Without including any images, reproduce each entry exactly.

============

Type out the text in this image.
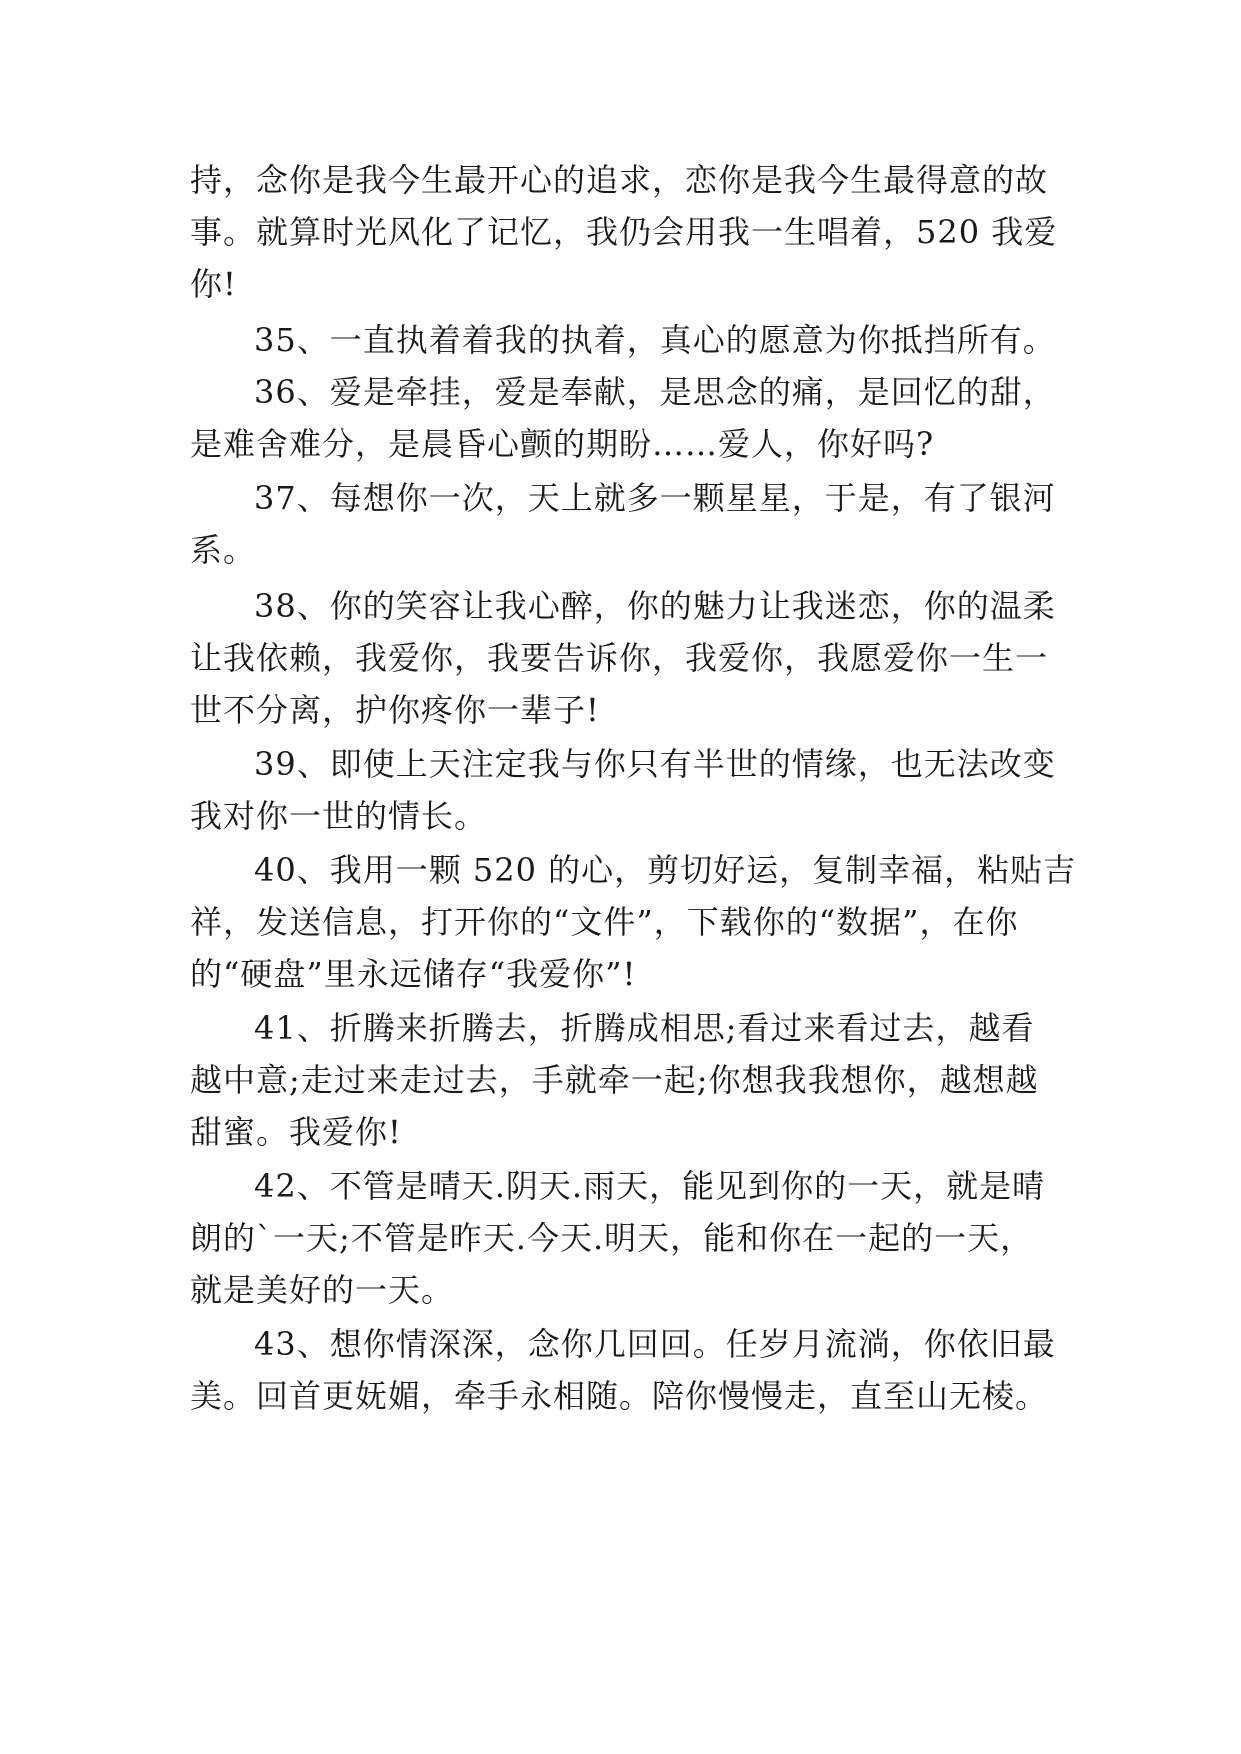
持，念你是我今生最开心的追求，恋你是我今生最得意的故
事。就算时光风化了记忆，我仍会用我一生唱着，520 我爱
你!
35、一直执着着我的执着，真心的愿意为你抵挡所有。
36、爱是牵挂，爱是奉献，是思念的痛，是回忆的甜，
是难舍难分，是晨昏心颤的期盼……爱人，你好吗?
37、每想你一次，天上就多一颗星星，于是，有了银河
系。
38、你的笑容让我心醉，你的魅力让我迷恋，你的温柔
让我依赖，我爱你，我要告诉你，我爱你，我愿爱你一生一
世不分离，护你疼你一辈子!
39、即使上天注定我与你只有半世的情缘，也无法改变
我对你一世的情长。
40、我用一颗 520 的心，剪切好运，复制幸福，粘贴吉
祥，发送信息，打开你的“文件”，下载你的“数据”，在你
的“硬盘”里永远储存“我爱你”!
41、折腾来折腾去，折腾成相思;看过来看过去，越看
越中意;走过来走过去，手就牵一起;你想我我想你，越想越
甜蜜。我爱你!
42、不管是晴天.阴天.雨天，能见到你的一天，就是晴
朗的`一天;不管是昨天.今天.明天，能和你在一起的一天，
就是美好的一天。
43、想你情深深，念你几回回。任岁月流淌，你依旧最
美。回首更妩媚，牵手永相随。陪你慢慢走，直至山无棱。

============

Exercise solution
Type out the text in this image.
持，念你是我今生最开心的追求，恋你是我今生最得意的故
事。就算时光风化了记忆，我仍会用我一生唱着，520 我爱
你!
35、一直执着着我的执着，真心的愿意为你抵挡所有。
36、爱是牵挂，爱是奉献，是思念的痛，是回忆的甜，
是难舍难分，是晨昏心颤的期盼……爱人，你好吗?
37、每想你一次，天上就多一颗星星，于是，有了银河
系。
38、你的笑容让我心醉，你的魅力让我迷恋，你的温柔
让我依赖，我爱你，我要告诉你，我爱你，我愿爱你一生一
世不分离，护你疼你一辈子!
39、即使上天注定我与你只有半世的情缘，也无法改变
我对你一世的情长。
40、我用一颗 520 的心，剪切好运，复制幸福，粘贴吉
祥，发送信息，打开你的“文件”，下载你的“数据”，在你
的“硬盘”里永远储存“我爱你”!
41、折腾来折腾去，折腾成相思;看过来看过去，越看
越中意;走过来走过去，手就牵一起;你想我我想你，越想越
甜蜜。我爱你!
42、不管是晴天.阴天.雨天，能见到你的一天，就是晴
朗的`一天;不管是昨天.今天.明天，能和你在一起的一天，
就是美好的一天。
43、想你情深深，念你几回回。任岁月流淌，你依旧最
美。回首更妩媚，牵手永相随。陪你慢慢走，直至山无棱。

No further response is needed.